## TASK DIRECTIONS
Leave the pictures out, and retype all of the material exactly as written.

## THE DATA

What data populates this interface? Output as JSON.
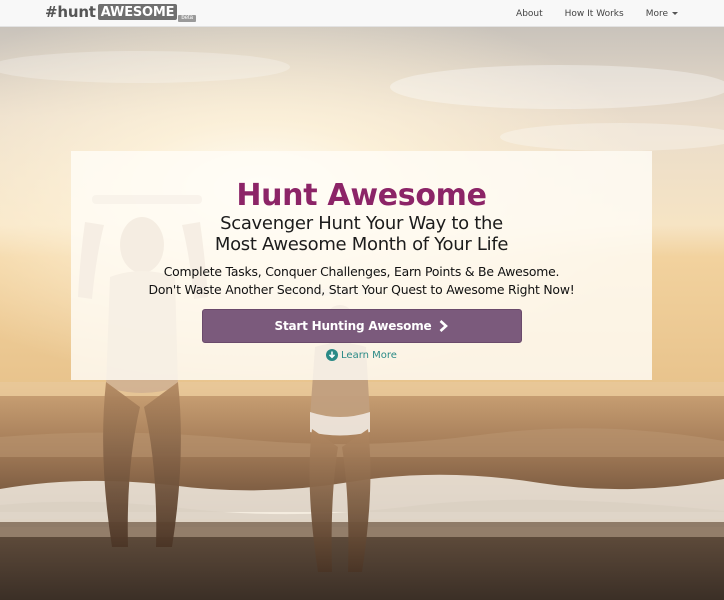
{
  "brand": {
    "hash_text": "#hunt",
    "box_text": "AWESOME",
    "badge_text": "beta"
  },
  "nav": {
    "items": [
      {
        "label": "About"
      },
      {
        "label": "How It Works"
      },
      {
        "label": "More"
      }
    ]
  },
  "hero": {
    "title": "Hunt Awesome",
    "subtitle_line1": "Scavenger Hunt Your Way to the",
    "subtitle_line2": "Most Awesome Month of Your Life",
    "body_line1": "Complete Tasks, Conquer Challenges, Earn Points & Be Awesome.",
    "body_line2": "Don't Waste Another Second, Start Your Quest to Awesome Right Now!",
    "cta_label": "Start Hunting Awesome",
    "learn_more_label": "Learn More"
  },
  "colors": {
    "title": "#8c2467",
    "cta_bg": "#7b5a7c",
    "learn_more": "#2a8a86",
    "navbar_bg": "#f8f8f8"
  },
  "icons": {
    "cta": "chevron-right-icon",
    "learn_more": "arrow-down-circle-icon",
    "more": "caret-down-icon"
  }
}
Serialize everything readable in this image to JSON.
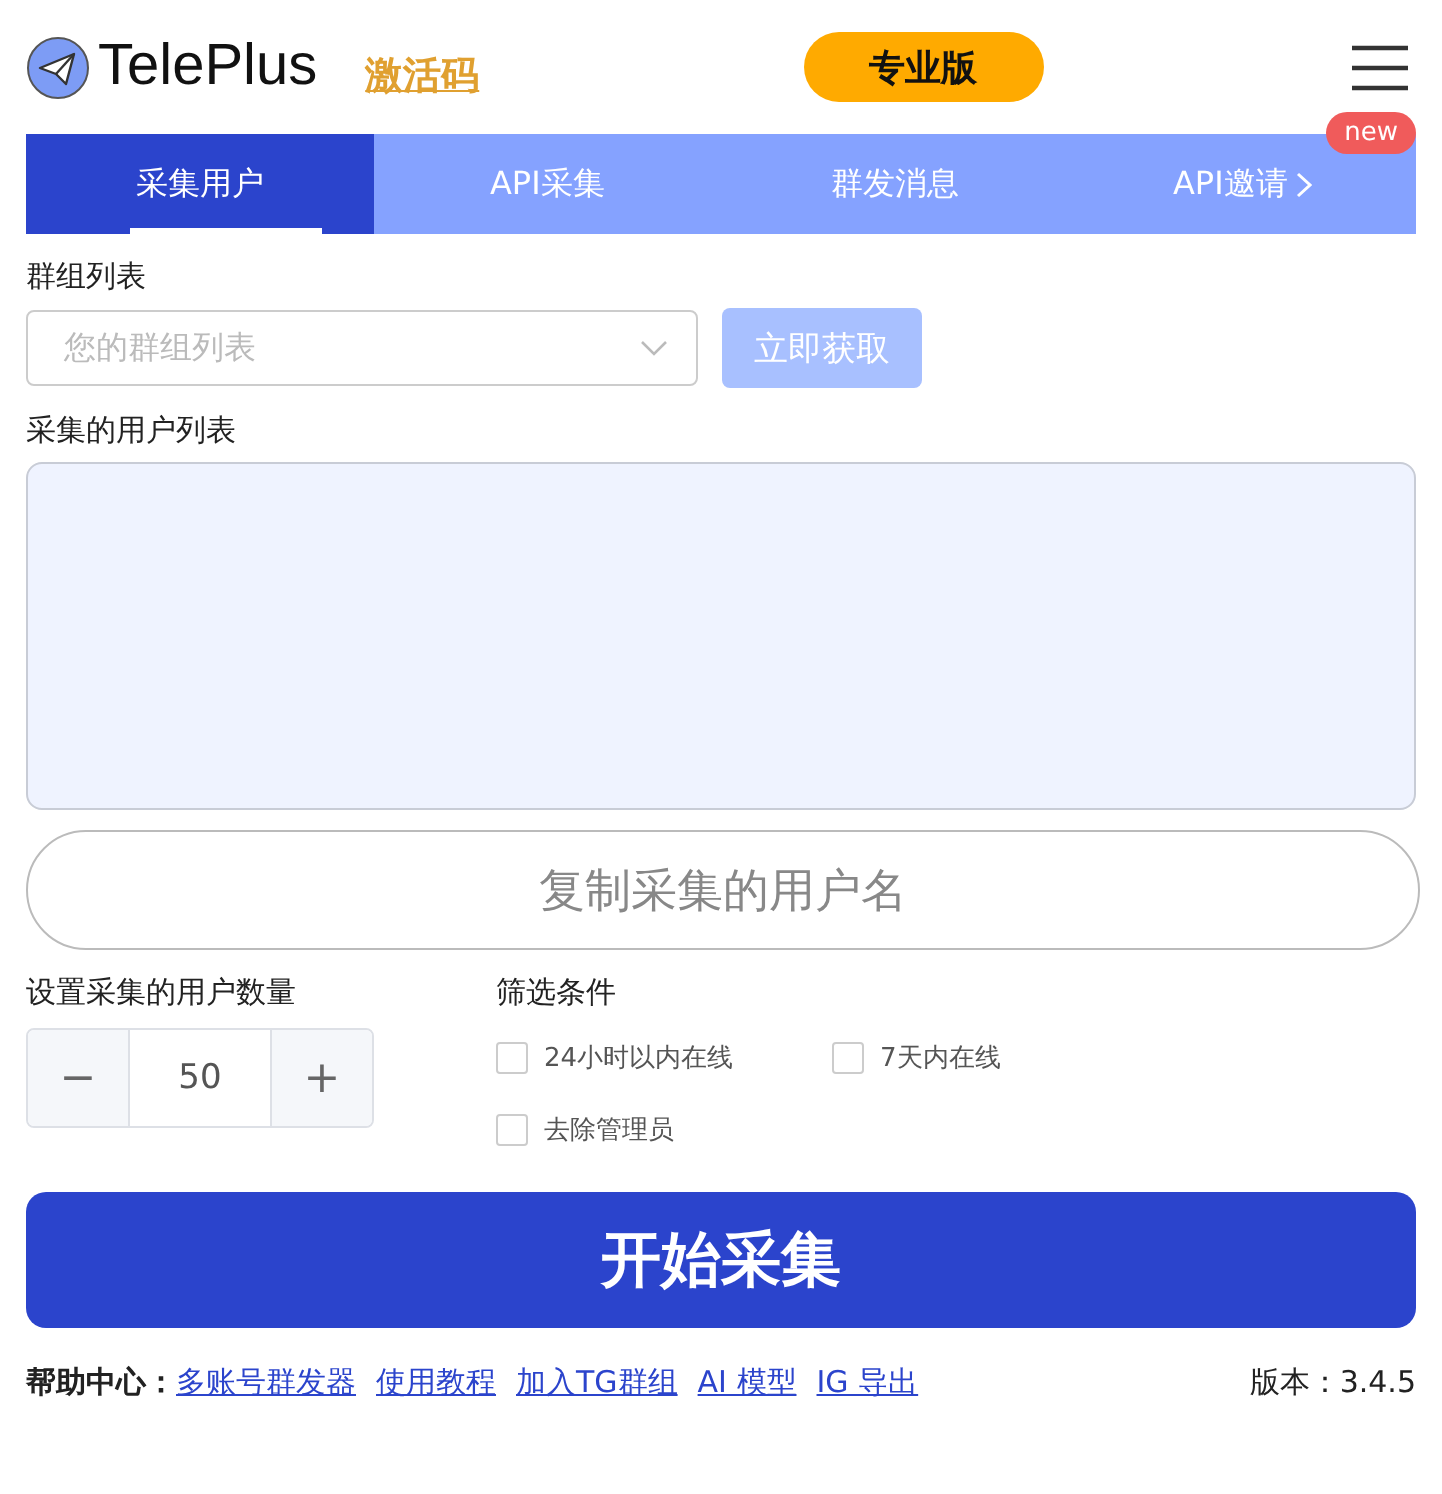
{
  "header": {
    "brand": "TelePlus",
    "activation_link": "激活码",
    "pro_button": "专业版"
  },
  "tabs": [
    {
      "label": "采集用户",
      "selected": true,
      "chevron": false
    },
    {
      "label": "API采集",
      "selected": false,
      "chevron": false
    },
    {
      "label": "群发消息",
      "selected": false,
      "chevron": false
    },
    {
      "label": "API邀请",
      "selected": false,
      "badge": "new",
      "chevron": true
    }
  ],
  "group_list": {
    "label": "群组列表",
    "placeholder": "您的群组列表",
    "fetch_button": "立即获取",
    "fetch_disabled": true
  },
  "user_list": {
    "label": "采集的用户列表",
    "copy_button": "复制采集的用户名"
  },
  "count": {
    "label": "设置采集的用户数量",
    "decrement": "−",
    "value": "50",
    "increment": "+"
  },
  "filters": {
    "label": "筛选条件",
    "options": [
      {
        "label": "24小时以内在线",
        "checked": false
      },
      {
        "label": "7天内在线",
        "checked": false
      },
      {
        "label": "去除管理员",
        "checked": false
      }
    ]
  },
  "start_button": "开始采集",
  "footer": {
    "help_label": "帮助中心：",
    "links": [
      "多账号群发器",
      "使用教程",
      "加入TG群组",
      "AI 模型",
      "IG 导出"
    ],
    "version": "版本：3.4.5"
  }
}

## TASK RESULT
What data populates this interface? Output as JSON.
{
  "brand": {
    "hash_text": "#hunt",
    "box_text": "AWESOME",
    "badge_text": "beta"
  },
  "nav": {
    "items": [
      {
        "label": "About"
      },
      {
        "label": "How It Works"
      },
      {
        "label": "More"
      }
    ]
  },
  "hero": {
    "title": "Hunt Awesome",
    "subtitle_line1": "Scavenger Hunt Your Way to the",
    "subtitle_line2": "Most Awesome Month of Your Life",
    "body_line1": "Complete Tasks, Conquer Challenges, Earn Points & Be Awesome.",
    "body_line2": "Don't Waste Another Second, Start Your Quest to Awesome Right Now!",
    "cta_label": "Start Hunting Awesome",
    "learn_more_label": "Learn More"
  },
  "colors": {
    "title": "#8c2467",
    "cta_bg": "#7b5a7c",
    "learn_more": "#2a8a86",
    "navbar_bg": "#f8f8f8"
  },
  "icons": {
    "cta": "chevron-right-icon",
    "learn_more": "arrow-down-circle-icon",
    "more": "caret-down-icon"
  }
}
Serialize everything readable in this image to JSON.
{
  "header": {
    "brand": "TelePlus",
    "activation_link": "激活码",
    "pro_button": "专业版"
  },
  "tabs": [
    {
      "label": "采集用户",
      "selected": true,
      "chevron": false
    },
    {
      "label": "API采集",
      "selected": false,
      "chevron": false
    },
    {
      "label": "群发消息",
      "selected": false,
      "chevron": false
    },
    {
      "label": "API邀请",
      "selected": false,
      "badge": "new",
      "chevron": true
    }
  ],
  "group_list": {
    "label": "群组列表",
    "placeholder": "您的群组列表",
    "fetch_button": "立即获取",
    "fetch_disabled": true
  },
  "user_list": {
    "label": "采集的用户列表",
    "copy_button": "复制采集的用户名"
  },
  "count": {
    "label": "设置采集的用户数量",
    "decrement": "−",
    "value": "50",
    "increment": "+"
  },
  "filters": {
    "label": "筛选条件",
    "options": [
      {
        "label": "24小时以内在线",
        "checked": false
      },
      {
        "label": "7天内在线",
        "checked": false
      },
      {
        "label": "去除管理员",
        "checked": false
      }
    ]
  },
  "start_button": "开始采集",
  "footer": {
    "help_label": "帮助中心：",
    "links": [
      "多账号群发器",
      "使用教程",
      "加入TG群组",
      "AI 模型",
      "IG 导出"
    ],
    "version": "版本：3.4.5"
  }
}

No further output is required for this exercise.